(Data extracted from a collection)
■ ■ ■ ■

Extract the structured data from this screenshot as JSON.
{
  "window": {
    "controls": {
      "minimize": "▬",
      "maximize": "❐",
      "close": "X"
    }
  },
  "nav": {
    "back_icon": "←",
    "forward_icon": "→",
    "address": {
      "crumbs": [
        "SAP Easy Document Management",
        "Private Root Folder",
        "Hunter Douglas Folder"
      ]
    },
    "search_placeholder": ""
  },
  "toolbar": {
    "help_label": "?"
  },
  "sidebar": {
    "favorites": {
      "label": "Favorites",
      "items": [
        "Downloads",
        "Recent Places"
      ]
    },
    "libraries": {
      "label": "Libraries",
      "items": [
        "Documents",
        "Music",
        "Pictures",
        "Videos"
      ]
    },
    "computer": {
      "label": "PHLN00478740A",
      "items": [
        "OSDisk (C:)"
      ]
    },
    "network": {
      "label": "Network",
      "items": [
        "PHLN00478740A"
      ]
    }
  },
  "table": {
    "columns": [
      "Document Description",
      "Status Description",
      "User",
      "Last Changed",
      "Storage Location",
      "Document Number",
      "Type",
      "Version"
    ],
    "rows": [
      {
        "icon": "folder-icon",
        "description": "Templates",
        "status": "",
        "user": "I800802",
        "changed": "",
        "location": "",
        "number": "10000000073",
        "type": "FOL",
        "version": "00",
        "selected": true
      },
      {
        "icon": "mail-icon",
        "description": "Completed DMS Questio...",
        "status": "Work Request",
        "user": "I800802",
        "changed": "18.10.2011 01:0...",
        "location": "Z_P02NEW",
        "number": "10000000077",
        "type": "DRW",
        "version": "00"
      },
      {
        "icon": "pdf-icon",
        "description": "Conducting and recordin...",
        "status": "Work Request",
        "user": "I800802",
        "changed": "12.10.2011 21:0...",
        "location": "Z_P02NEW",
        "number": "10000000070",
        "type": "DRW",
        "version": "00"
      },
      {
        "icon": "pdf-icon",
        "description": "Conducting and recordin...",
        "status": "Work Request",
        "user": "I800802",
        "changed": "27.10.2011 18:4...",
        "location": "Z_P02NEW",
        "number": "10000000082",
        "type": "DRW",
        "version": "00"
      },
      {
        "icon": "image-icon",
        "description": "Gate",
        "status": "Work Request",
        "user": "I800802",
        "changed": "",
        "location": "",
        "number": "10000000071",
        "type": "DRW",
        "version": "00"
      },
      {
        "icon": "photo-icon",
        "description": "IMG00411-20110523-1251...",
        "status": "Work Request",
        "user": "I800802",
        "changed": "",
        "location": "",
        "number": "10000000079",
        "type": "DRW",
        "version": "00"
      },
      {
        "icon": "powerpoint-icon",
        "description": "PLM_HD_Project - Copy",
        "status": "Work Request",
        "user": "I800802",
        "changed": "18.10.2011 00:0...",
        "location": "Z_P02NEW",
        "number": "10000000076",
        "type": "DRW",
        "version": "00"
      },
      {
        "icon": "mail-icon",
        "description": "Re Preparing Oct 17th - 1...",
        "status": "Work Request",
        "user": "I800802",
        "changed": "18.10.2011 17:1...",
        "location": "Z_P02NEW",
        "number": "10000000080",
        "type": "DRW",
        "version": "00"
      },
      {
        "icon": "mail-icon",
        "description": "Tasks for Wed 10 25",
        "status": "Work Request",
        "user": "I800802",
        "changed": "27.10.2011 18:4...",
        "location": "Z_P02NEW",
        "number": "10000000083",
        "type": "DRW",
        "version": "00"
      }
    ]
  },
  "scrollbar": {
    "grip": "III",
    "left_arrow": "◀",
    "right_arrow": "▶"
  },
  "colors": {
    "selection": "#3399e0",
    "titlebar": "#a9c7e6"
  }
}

■ ■ ■ ■

▶ **Directive**
Write the entries again, exactly as they stand.

▶ **Solved problem**
Extract the structured data from this screenshot as JSON.
{
  "window": {
    "controls": {
      "minimize": "▬",
      "maximize": "❐",
      "close": "X"
    }
  },
  "nav": {
    "back_icon": "←",
    "forward_icon": "→",
    "address": {
      "crumbs": [
        "SAP Easy Document Management",
        "Private Root Folder",
        "Hunter Douglas Folder"
      ]
    },
    "search_placeholder": ""
  },
  "toolbar": {
    "help_label": "?"
  },
  "sidebar": {
    "favorites": {
      "label": "Favorites",
      "items": [
        "Downloads",
        "Recent Places"
      ]
    },
    "libraries": {
      "label": "Libraries",
      "items": [
        "Documents",
        "Music",
        "Pictures",
        "Videos"
      ]
    },
    "computer": {
      "label": "PHLN00478740A",
      "items": [
        "OSDisk (C:)"
      ]
    },
    "network": {
      "label": "Network",
      "items": [
        "PHLN00478740A"
      ]
    }
  },
  "table": {
    "columns": [
      "Document Description",
      "Status Description",
      "User",
      "Last Changed",
      "Storage Location",
      "Document Number",
      "Type",
      "Version"
    ],
    "rows": [
      {
        "icon": "folder-icon",
        "description": "Templates",
        "status": "",
        "user": "I800802",
        "changed": "",
        "location": "",
        "number": "10000000073",
        "type": "FOL",
        "version": "00",
        "selected": true
      },
      {
        "icon": "mail-icon",
        "description": "Completed DMS Questio...",
        "status": "Work Request",
        "user": "I800802",
        "changed": "18.10.2011 01:0...",
        "location": "Z_P02NEW",
        "number": "10000000077",
        "type": "DRW",
        "version": "00"
      },
      {
        "icon": "pdf-icon",
        "description": "Conducting and recordin...",
        "status": "Work Request",
        "user": "I800802",
        "changed": "12.10.2011 21:0...",
        "location": "Z_P02NEW",
        "number": "10000000070",
        "type": "DRW",
        "version": "00"
      },
      {
        "icon": "pdf-icon",
        "description": "Conducting and recordin...",
        "status": "Work Request",
        "user": "I800802",
        "changed": "27.10.2011 18:4...",
        "location": "Z_P02NEW",
        "number": "10000000082",
        "type": "DRW",
        "version": "00"
      },
      {
        "icon": "image-icon",
        "description": "Gate",
        "status": "Work Request",
        "user": "I800802",
        "changed": "",
        "location": "",
        "number": "10000000071",
        "type": "DRW",
        "version": "00"
      },
      {
        "icon": "photo-icon",
        "description": "IMG00411-20110523-1251...",
        "status": "Work Request",
        "user": "I800802",
        "changed": "",
        "location": "",
        "number": "10000000079",
        "type": "DRW",
        "version": "00"
      },
      {
        "icon": "powerpoint-icon",
        "description": "PLM_HD_Project - Copy",
        "status": "Work Request",
        "user": "I800802",
        "changed": "18.10.2011 00:0...",
        "location": "Z_P02NEW",
        "number": "10000000076",
        "type": "DRW",
        "version": "00"
      },
      {
        "icon": "mail-icon",
        "description": "Re Preparing Oct 17th - 1...",
        "status": "Work Request",
        "user": "I800802",
        "changed": "18.10.2011 17:1...",
        "location": "Z_P02NEW",
        "number": "10000000080",
        "type": "DRW",
        "version": "00"
      },
      {
        "icon": "mail-icon",
        "description": "Tasks for Wed 10 25",
        "status": "Work Request",
        "user": "I800802",
        "changed": "27.10.2011 18:4...",
        "location": "Z_P02NEW",
        "number": "10000000083",
        "type": "DRW",
        "version": "00"
      }
    ]
  },
  "scrollbar": {
    "grip": "III",
    "left_arrow": "◀",
    "right_arrow": "▶"
  },
  "colors": {
    "selection": "#3399e0",
    "titlebar": "#a9c7e6"
  }
}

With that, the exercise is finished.